◆ **Set problem**
Print the data exactly, leaving nothing out.

◆ **Listed entries**
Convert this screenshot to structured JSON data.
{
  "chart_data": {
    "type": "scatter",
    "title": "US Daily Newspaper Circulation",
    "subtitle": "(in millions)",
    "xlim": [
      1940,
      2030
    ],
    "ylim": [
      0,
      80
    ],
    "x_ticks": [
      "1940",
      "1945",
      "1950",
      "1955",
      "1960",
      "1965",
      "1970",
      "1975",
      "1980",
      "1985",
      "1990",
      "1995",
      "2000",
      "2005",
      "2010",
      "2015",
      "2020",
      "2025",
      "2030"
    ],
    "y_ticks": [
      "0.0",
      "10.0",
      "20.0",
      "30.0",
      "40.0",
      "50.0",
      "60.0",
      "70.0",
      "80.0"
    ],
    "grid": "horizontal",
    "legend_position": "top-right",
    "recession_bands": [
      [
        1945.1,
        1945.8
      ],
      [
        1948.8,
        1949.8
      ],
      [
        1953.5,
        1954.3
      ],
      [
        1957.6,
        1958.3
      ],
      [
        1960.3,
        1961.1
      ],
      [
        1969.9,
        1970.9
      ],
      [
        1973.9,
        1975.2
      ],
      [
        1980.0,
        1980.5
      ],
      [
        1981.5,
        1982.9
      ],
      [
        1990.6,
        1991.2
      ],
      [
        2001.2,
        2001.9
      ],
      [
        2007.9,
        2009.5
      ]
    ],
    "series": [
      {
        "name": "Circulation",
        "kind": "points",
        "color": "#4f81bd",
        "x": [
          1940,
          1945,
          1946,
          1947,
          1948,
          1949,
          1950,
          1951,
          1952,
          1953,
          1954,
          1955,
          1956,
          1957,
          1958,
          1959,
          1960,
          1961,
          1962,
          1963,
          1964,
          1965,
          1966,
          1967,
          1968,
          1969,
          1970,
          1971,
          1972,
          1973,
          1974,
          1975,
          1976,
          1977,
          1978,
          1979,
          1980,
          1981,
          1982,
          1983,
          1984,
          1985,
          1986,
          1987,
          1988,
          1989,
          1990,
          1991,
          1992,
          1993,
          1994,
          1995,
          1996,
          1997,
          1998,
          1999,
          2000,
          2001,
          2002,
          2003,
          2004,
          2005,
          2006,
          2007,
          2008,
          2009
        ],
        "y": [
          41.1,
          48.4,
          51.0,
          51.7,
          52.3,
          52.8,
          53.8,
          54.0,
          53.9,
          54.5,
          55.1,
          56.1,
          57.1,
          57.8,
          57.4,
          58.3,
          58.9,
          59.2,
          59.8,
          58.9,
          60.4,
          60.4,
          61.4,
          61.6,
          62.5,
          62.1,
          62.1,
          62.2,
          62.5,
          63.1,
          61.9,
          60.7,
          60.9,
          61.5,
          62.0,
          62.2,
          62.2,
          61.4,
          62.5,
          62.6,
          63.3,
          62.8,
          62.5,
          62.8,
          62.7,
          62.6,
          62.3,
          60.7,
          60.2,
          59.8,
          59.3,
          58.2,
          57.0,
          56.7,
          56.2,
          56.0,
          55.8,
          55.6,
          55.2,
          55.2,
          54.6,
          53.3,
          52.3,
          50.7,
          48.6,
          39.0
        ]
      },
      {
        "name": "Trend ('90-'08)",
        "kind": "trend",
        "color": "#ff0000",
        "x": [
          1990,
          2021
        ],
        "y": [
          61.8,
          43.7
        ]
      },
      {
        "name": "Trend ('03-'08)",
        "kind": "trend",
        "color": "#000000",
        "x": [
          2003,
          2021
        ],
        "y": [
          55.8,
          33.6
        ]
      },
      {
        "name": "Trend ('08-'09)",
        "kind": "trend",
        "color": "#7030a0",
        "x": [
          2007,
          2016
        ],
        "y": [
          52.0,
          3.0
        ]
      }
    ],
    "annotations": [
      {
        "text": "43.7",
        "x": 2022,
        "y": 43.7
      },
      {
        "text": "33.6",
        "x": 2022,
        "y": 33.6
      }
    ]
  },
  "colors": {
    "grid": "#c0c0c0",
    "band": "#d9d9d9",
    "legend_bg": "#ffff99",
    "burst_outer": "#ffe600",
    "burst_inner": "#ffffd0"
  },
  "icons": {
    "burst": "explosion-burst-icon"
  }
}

◆ **Solution to the problem**
Convert this screenshot to structured JSON data.
{
  "chart_data": {
    "type": "scatter",
    "title": "US Daily Newspaper Circulation",
    "subtitle": "(in millions)",
    "xlim": [
      1940,
      2030
    ],
    "ylim": [
      0,
      80
    ],
    "x_ticks": [
      "1940",
      "1945",
      "1950",
      "1955",
      "1960",
      "1965",
      "1970",
      "1975",
      "1980",
      "1985",
      "1990",
      "1995",
      "2000",
      "2005",
      "2010",
      "2015",
      "2020",
      "2025",
      "2030"
    ],
    "y_ticks": [
      "0.0",
      "10.0",
      "20.0",
      "30.0",
      "40.0",
      "50.0",
      "60.0",
      "70.0",
      "80.0"
    ],
    "grid": "horizontal",
    "legend_position": "top-right",
    "recession_bands": [
      [
        1945.1,
        1945.8
      ],
      [
        1948.8,
        1949.8
      ],
      [
        1953.5,
        1954.3
      ],
      [
        1957.6,
        1958.3
      ],
      [
        1960.3,
        1961.1
      ],
      [
        1969.9,
        1970.9
      ],
      [
        1973.9,
        1975.2
      ],
      [
        1980.0,
        1980.5
      ],
      [
        1981.5,
        1982.9
      ],
      [
        1990.6,
        1991.2
      ],
      [
        2001.2,
        2001.9
      ],
      [
        2007.9,
        2009.5
      ]
    ],
    "series": [
      {
        "name": "Circulation",
        "kind": "points",
        "color": "#4f81bd",
        "x": [
          1940,
          1945,
          1946,
          1947,
          1948,
          1949,
          1950,
          1951,
          1952,
          1953,
          1954,
          1955,
          1956,
          1957,
          1958,
          1959,
          1960,
          1961,
          1962,
          1963,
          1964,
          1965,
          1966,
          1967,
          1968,
          1969,
          1970,
          1971,
          1972,
          1973,
          1974,
          1975,
          1976,
          1977,
          1978,
          1979,
          1980,
          1981,
          1982,
          1983,
          1984,
          1985,
          1986,
          1987,
          1988,
          1989,
          1990,
          1991,
          1992,
          1993,
          1994,
          1995,
          1996,
          1997,
          1998,
          1999,
          2000,
          2001,
          2002,
          2003,
          2004,
          2005,
          2006,
          2007,
          2008,
          2009
        ],
        "y": [
          41.1,
          48.4,
          51.0,
          51.7,
          52.3,
          52.8,
          53.8,
          54.0,
          53.9,
          54.5,
          55.1,
          56.1,
          57.1,
          57.8,
          57.4,
          58.3,
          58.9,
          59.2,
          59.8,
          58.9,
          60.4,
          60.4,
          61.4,
          61.6,
          62.5,
          62.1,
          62.1,
          62.2,
          62.5,
          63.1,
          61.9,
          60.7,
          60.9,
          61.5,
          62.0,
          62.2,
          62.2,
          61.4,
          62.5,
          62.6,
          63.3,
          62.8,
          62.5,
          62.8,
          62.7,
          62.6,
          62.3,
          60.7,
          60.2,
          59.8,
          59.3,
          58.2,
          57.0,
          56.7,
          56.2,
          56.0,
          55.8,
          55.6,
          55.2,
          55.2,
          54.6,
          53.3,
          52.3,
          50.7,
          48.6,
          39.0
        ]
      },
      {
        "name": "Trend ('90-'08)",
        "kind": "trend",
        "color": "#ff0000",
        "x": [
          1990,
          2021
        ],
        "y": [
          61.8,
          43.7
        ]
      },
      {
        "name": "Trend ('03-'08)",
        "kind": "trend",
        "color": "#000000",
        "x": [
          2003,
          2021
        ],
        "y": [
          55.8,
          33.6
        ]
      },
      {
        "name": "Trend ('08-'09)",
        "kind": "trend",
        "color": "#7030a0",
        "x": [
          2007,
          2016
        ],
        "y": [
          52.0,
          3.0
        ]
      }
    ],
    "annotations": [
      {
        "text": "43.7",
        "x": 2022,
        "y": 43.7
      },
      {
        "text": "33.6",
        "x": 2022,
        "y": 33.6
      }
    ]
  },
  "colors": {
    "grid": "#c0c0c0",
    "band": "#d9d9d9",
    "legend_bg": "#ffff99",
    "burst_outer": "#ffe600",
    "burst_inner": "#ffffd0"
  },
  "icons": {
    "burst": "explosion-burst-icon"
  }
}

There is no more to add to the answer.